Look below. Copy each line that has "ведущих" in it.
--- START OF DATASET ENTRIES ---
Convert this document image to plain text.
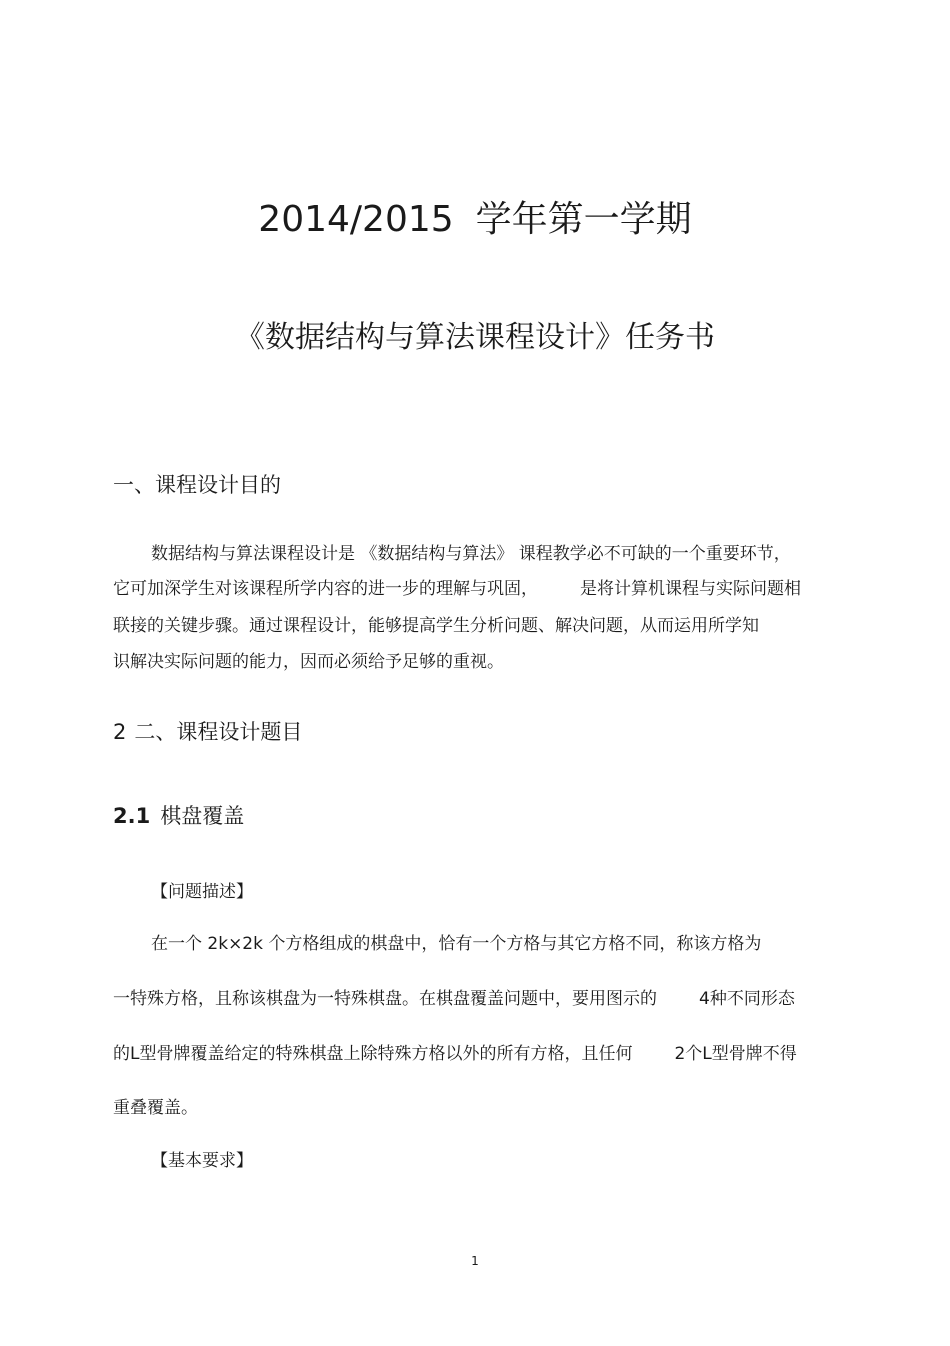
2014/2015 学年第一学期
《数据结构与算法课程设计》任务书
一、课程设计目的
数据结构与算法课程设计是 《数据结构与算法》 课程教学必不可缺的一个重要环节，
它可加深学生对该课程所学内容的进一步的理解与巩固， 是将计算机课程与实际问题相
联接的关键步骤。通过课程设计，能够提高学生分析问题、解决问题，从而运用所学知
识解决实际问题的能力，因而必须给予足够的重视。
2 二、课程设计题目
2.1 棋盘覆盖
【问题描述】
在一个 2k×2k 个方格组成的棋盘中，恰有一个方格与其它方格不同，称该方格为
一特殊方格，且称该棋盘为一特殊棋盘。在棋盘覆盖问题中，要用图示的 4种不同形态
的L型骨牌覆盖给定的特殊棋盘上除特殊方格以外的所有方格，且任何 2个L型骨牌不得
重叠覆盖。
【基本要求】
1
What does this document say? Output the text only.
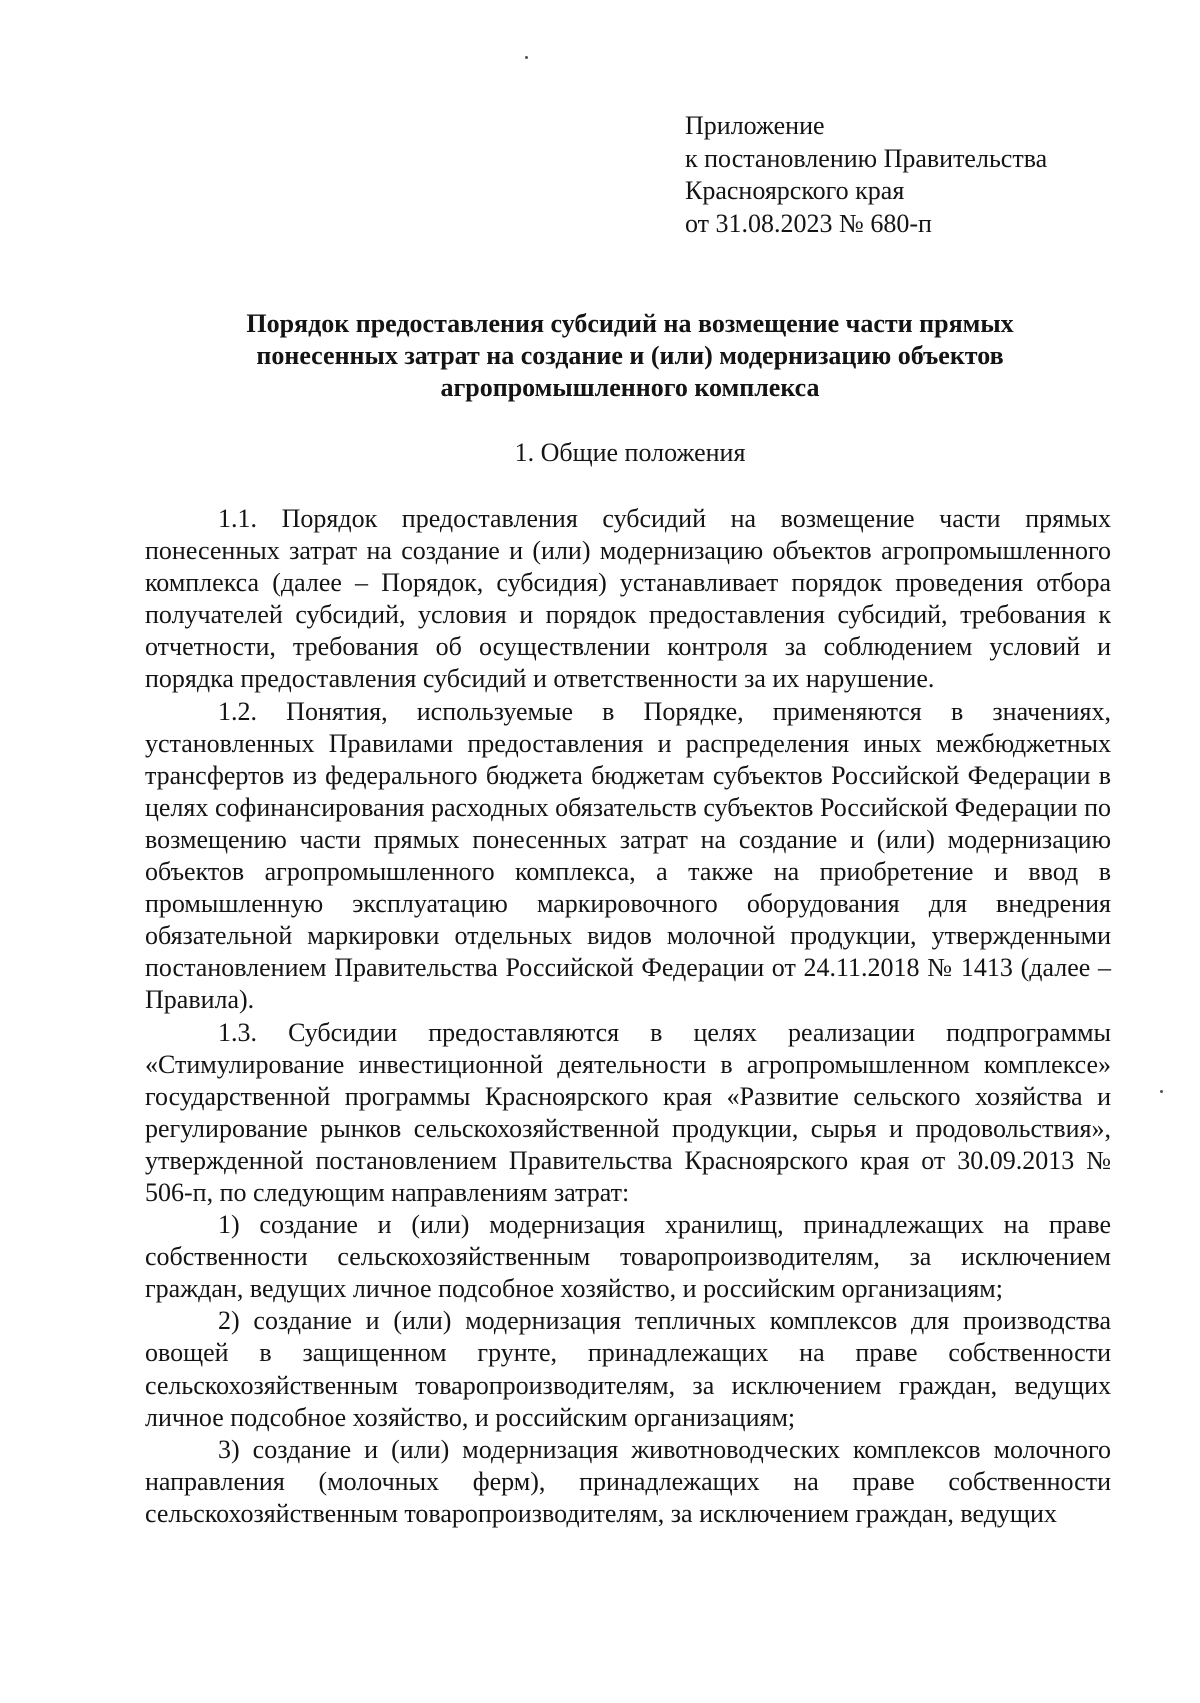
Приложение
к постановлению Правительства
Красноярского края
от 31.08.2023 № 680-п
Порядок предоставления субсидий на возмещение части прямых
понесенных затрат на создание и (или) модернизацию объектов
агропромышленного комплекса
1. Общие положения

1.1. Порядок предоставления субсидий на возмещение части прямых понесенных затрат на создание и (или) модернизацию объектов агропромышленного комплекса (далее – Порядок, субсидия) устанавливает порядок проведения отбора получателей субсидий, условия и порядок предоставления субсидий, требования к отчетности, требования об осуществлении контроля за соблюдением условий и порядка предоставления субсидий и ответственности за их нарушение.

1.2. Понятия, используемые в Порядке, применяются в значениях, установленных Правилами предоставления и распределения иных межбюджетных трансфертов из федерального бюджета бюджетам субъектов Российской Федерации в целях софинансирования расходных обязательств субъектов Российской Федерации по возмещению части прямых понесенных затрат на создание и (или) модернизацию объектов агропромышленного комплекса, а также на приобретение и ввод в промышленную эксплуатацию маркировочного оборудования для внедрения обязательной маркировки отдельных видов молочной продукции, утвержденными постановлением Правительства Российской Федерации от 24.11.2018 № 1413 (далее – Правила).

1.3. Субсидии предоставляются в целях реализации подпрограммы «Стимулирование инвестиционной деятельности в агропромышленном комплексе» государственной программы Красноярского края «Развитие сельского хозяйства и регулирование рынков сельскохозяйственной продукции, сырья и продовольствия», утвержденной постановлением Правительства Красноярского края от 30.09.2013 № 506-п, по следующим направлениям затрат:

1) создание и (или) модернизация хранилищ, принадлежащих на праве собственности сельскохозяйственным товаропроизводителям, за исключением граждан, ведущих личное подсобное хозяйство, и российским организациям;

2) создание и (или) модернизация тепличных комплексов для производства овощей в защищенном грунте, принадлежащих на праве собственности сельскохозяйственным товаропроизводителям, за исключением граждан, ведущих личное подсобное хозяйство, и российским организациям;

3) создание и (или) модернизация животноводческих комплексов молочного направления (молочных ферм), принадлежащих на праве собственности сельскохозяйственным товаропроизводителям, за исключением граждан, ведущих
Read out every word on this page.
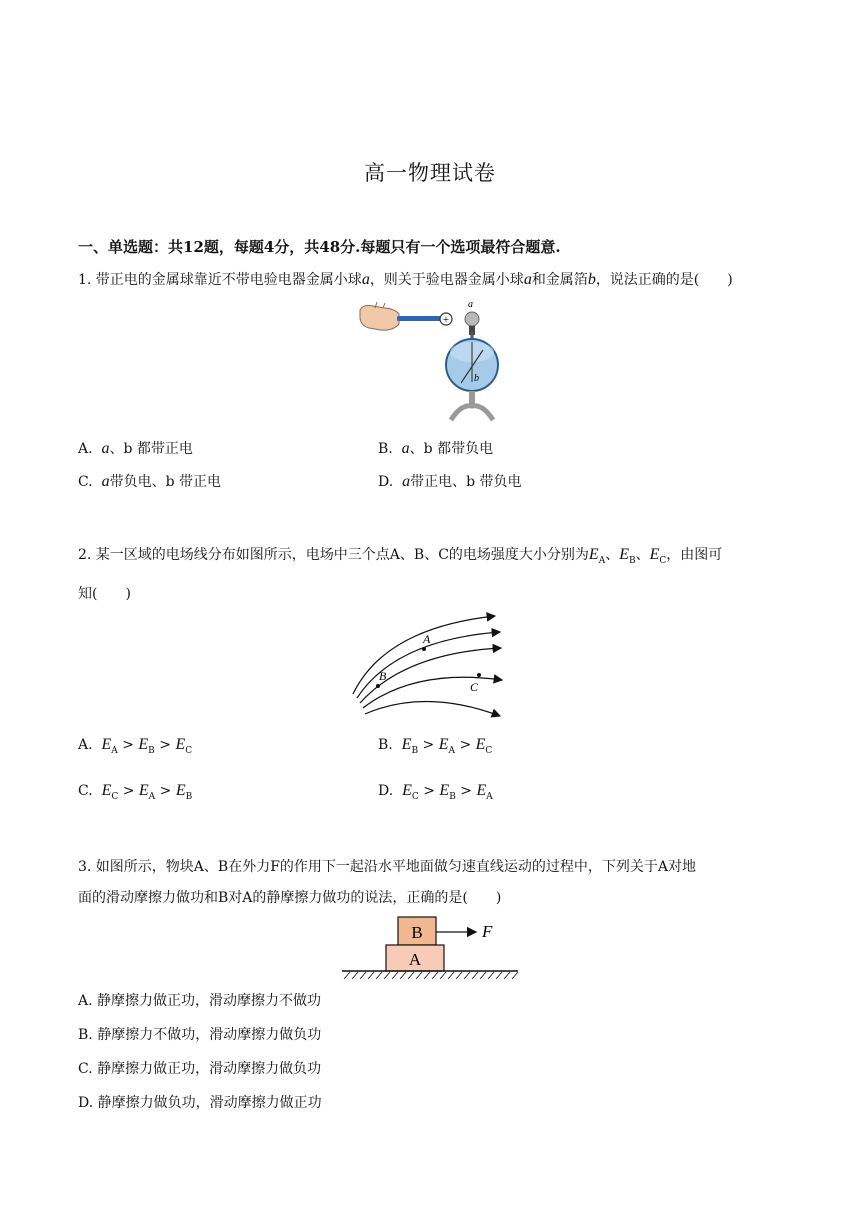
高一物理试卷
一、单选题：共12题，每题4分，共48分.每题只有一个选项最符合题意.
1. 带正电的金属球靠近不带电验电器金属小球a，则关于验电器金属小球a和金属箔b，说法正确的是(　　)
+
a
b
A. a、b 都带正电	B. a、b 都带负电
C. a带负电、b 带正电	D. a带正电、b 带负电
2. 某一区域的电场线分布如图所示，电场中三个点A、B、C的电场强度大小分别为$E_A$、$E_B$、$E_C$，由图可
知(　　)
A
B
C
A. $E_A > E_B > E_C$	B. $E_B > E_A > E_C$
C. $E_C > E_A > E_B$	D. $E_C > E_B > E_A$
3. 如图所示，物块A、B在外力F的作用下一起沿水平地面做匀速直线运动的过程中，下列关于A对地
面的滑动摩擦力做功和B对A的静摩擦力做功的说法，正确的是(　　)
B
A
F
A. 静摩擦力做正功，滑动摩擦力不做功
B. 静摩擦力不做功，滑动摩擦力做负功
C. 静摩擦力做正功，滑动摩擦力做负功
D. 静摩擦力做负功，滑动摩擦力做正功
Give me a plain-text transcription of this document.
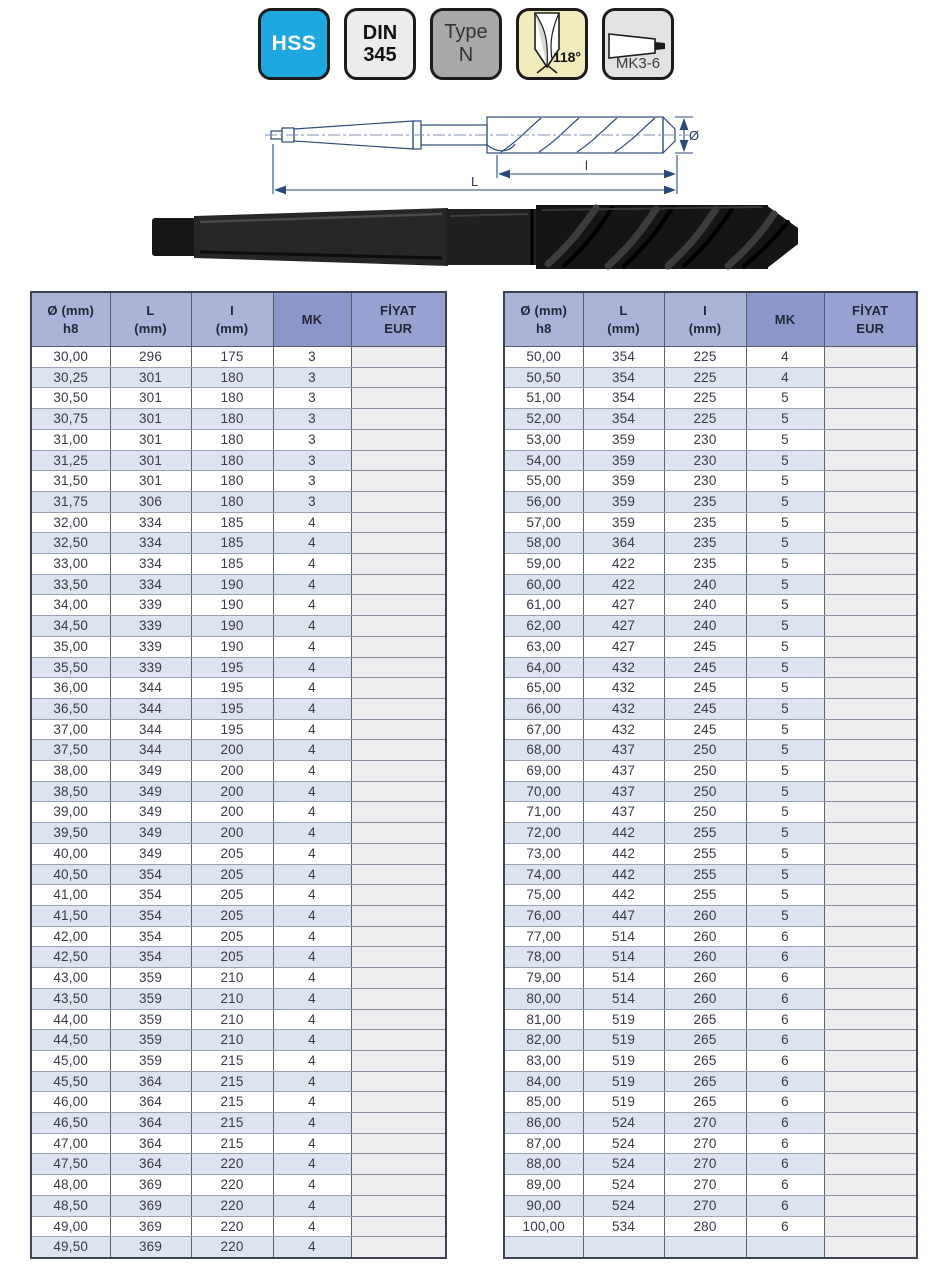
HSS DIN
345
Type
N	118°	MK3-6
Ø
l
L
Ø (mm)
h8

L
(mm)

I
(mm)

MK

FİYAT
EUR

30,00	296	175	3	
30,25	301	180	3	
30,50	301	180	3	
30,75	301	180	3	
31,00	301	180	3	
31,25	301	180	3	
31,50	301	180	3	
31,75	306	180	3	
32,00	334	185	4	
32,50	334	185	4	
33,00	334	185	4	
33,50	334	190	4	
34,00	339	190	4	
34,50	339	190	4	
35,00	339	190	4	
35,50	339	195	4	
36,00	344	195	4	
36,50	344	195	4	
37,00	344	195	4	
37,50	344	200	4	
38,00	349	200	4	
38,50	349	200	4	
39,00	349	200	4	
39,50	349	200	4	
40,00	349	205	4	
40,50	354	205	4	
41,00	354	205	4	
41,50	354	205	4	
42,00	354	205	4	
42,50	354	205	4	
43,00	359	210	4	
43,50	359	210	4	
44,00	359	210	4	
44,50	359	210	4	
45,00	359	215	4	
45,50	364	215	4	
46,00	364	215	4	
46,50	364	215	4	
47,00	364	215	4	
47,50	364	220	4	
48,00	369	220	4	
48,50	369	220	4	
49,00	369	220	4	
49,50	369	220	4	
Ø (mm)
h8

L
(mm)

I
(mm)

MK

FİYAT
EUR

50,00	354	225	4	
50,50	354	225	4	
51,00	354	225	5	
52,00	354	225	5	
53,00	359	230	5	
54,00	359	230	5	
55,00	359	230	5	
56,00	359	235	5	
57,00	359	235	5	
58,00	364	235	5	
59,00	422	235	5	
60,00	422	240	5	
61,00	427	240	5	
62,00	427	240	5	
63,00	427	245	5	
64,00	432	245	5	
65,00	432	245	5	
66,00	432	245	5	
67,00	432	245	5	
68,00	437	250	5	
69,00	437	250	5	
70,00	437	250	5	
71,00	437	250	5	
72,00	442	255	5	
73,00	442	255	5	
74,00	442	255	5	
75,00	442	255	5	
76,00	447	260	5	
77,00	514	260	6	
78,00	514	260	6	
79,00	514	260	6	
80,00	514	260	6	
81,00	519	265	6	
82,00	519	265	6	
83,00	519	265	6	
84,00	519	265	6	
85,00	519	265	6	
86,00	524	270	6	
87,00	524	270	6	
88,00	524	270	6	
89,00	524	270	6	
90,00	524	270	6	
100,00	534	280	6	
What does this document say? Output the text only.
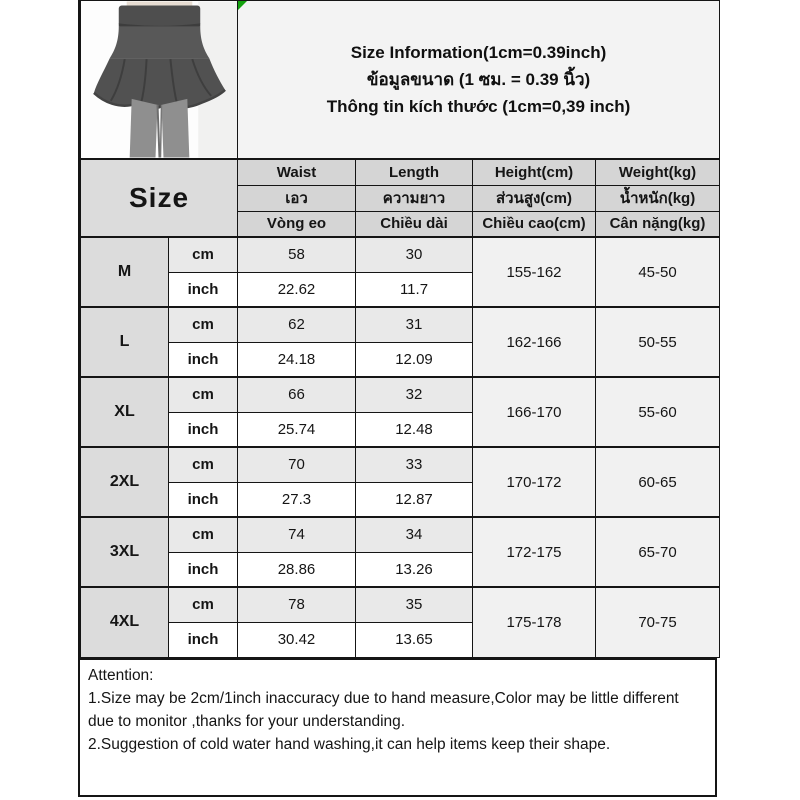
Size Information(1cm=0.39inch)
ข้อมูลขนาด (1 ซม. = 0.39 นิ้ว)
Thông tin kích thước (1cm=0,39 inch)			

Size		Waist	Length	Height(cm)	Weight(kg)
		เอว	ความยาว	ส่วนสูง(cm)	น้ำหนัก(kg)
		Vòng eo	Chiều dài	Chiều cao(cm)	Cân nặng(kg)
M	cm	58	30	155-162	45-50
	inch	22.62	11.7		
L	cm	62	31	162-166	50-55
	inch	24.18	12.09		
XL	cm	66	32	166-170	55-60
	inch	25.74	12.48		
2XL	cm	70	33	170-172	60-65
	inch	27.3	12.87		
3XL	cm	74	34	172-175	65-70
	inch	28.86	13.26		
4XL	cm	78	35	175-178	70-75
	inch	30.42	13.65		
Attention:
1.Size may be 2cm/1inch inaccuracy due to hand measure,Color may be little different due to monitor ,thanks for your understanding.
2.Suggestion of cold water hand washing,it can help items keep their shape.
--- END OF DATASET ENTRIES ---
*CORRECT RESPONSE*.
1) создание и (или) модернизация хранилищ, принадлежащих на праве собственности сельскохозяйственным товаропроизводителям, за исключением граждан, ведущих личное подсобное хозяйство, и российским организациям;
2) создание и (или) модернизация тепличных комплексов для производства овощей в защищенном грунте, принадлежащих на праве собственности сельскохозяйственным товаропроизводителям, за исключением граждан, ведущих личное подсобное хозяйство, и российским организациям;
3) создание и (или) модернизация животноводческих комплексов молочного направления (молочных ферм), принадлежащих на праве собственности сельскохозяйственным товаропроизводителям, за исключением граждан, ведущих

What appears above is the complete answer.